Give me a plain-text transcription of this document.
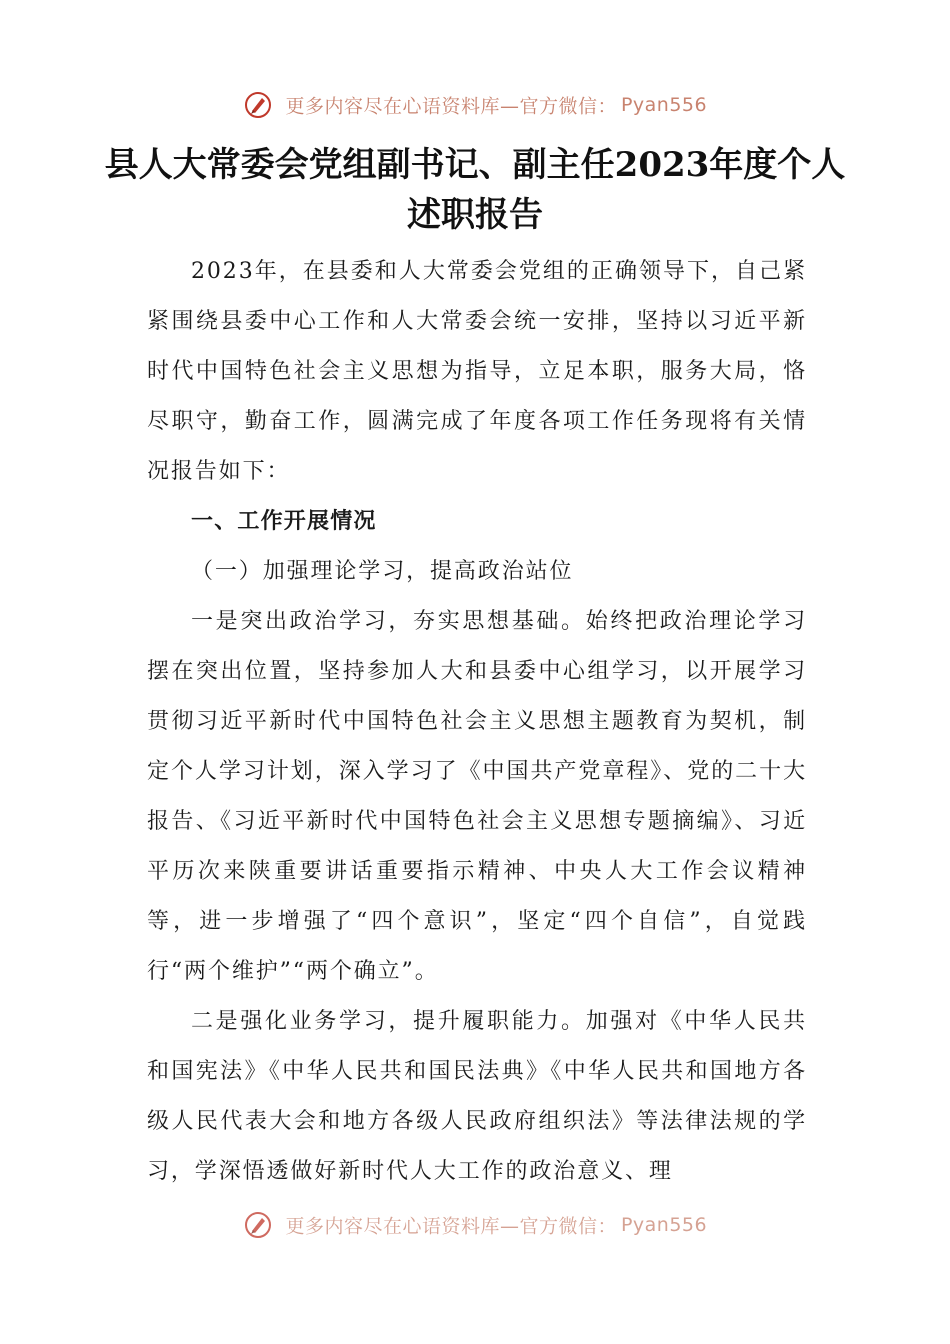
更多内容尽在心语资料库—官方微信： Pyan556
县人大常委会党组副书记、副主任2023年度个人述职报告

2023年，在县委和人大常委会党组的正确领导下，自己紧紧围绕县委中心工作和人大常委会统一安排，坚持以习近平新时代中国特色社会主义思想为指导，立足本职，服务大局，恪尽职守，勤奋工作，圆满完成了年度各项工作任务现将有关情况报告如下：

一、工作开展情况
（一）加强理论学习，提高政治站位

一是突出政治学习，夯实思想基础。始终把政治理论学习摆在突出位置，坚持参加人大和县委中心组学习，以开展学习贯彻习近平新时代中国特色社会主义思想主题教育为契机，制定个人学习计划，深入学习了《中国共产党章程》、党的二十大报告、《习近平新时代中国特色社会主义思想专题摘编》、习近平历次来陕重要讲话重要指示精神、中央人大工作会议精神等，进一步增强了“四个意识”，坚定“四个自信”，自觉践行“两个维护”“两个确立”。

二是强化业务学习，提升履职能力。加强对《中华人民共和国宪法》《中华人民共和国民法典》《中华人民共和国地方各级人民代表大会和地方各级人民政府组织法》等法律法规的学习，学深悟透做好新时代人大工作的政治意义、理

更多内容尽在心语资料库—官方微信： Pyan556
________________________________________
Given exercise —
Reproduce the listing above exactly, excluding all pictures.

Written solution —
Give me a plain-text transcription of this document.
更多内容尽在心语资料库—官方微信： Pyan556
县人大常委会党组副书记、副主任2023年度个人述职报告

2023年，在县委和人大常委会党组的正确领导下，自己紧紧围绕县委中心工作和人大常委会统一安排，坚持以习近平新时代中国特色社会主义思想为指导，立足本职，服务大局，恪尽职守，勤奋工作，圆满完成了年度各项工作任务现将有关情况报告如下：

一、工作开展情况
（一）加强理论学习，提高政治站位

一是突出政治学习，夯实思想基础。始终把政治理论学习摆在突出位置，坚持参加人大和县委中心组学习，以开展学习贯彻习近平新时代中国特色社会主义思想主题教育为契机，制定个人学习计划，深入学习了《中国共产党章程》、党的二十大报告、《习近平新时代中国特色社会主义思想专题摘编》、习近平历次来陕重要讲话重要指示精神、中央人大工作会议精神等，进一步增强了“四个意识”，坚定“四个自信”，自觉践行“两个维护”“两个确立”。

二是强化业务学习，提升履职能力。加强对《中华人民共和国宪法》《中华人民共和国民法典》《中华人民共和国地方各级人民代表大会和地方各级人民政府组织法》等法律法规的学习，学深悟透做好新时代人大工作的政治意义、理

更多内容尽在心语资料库—官方微信： Pyan556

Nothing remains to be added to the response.